Dataset records

-------

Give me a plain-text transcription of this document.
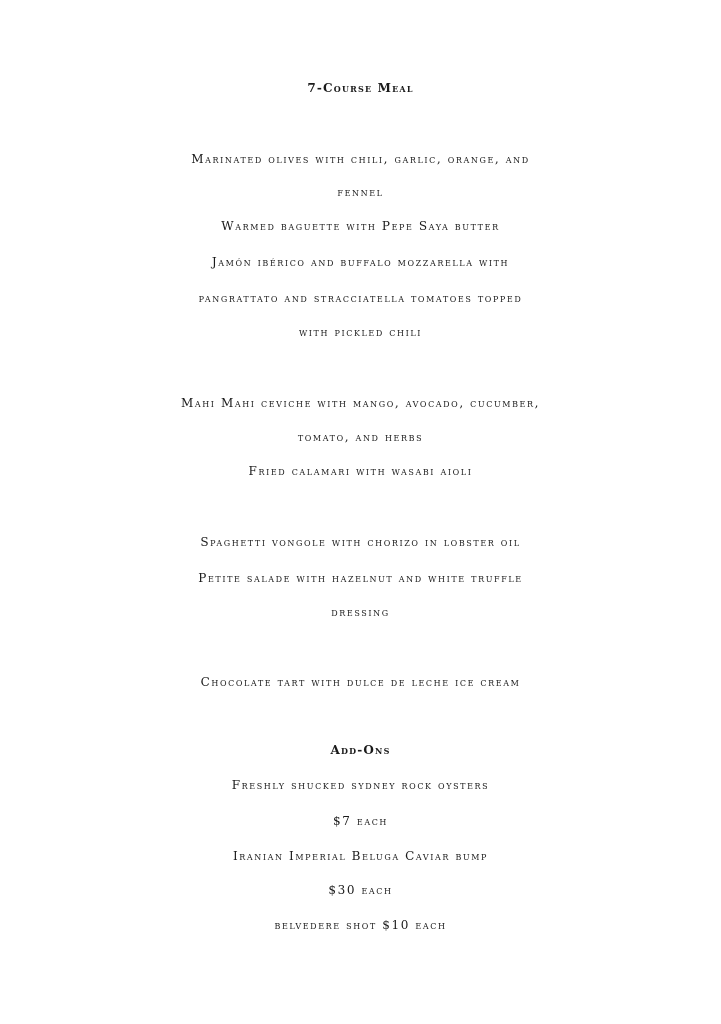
7-Course Meal
Marinated olives with chili, garlic, orange, and
fennel
Warmed baguette with Pepe Saya butter
Jamón ibérico and buffalo mozzarella with
pangrattato and stracciatella tomatoes topped
with pickled chili
Mahi Mahi ceviche with mango, avocado, cucumber,
tomato, and herbs
Fried calamari with wasabi aioli
Spaghetti vongole with chorizo in lobster oil
Petite salade with hazelnut and white truffle
dressing
Chocolate tart with dulce de leche ice cream
Add-Ons
Freshly shucked sydney rock oysters
$7 each
Iranian Imperial Beluga Caviar bump
$30 each
belvedere shot $10 each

-------

### Description of the task
In the entries above, identify each line that includes the string "chili", then copy it.

### The solution
Marinated olives with chili, garlic, orange, and
with pickled chili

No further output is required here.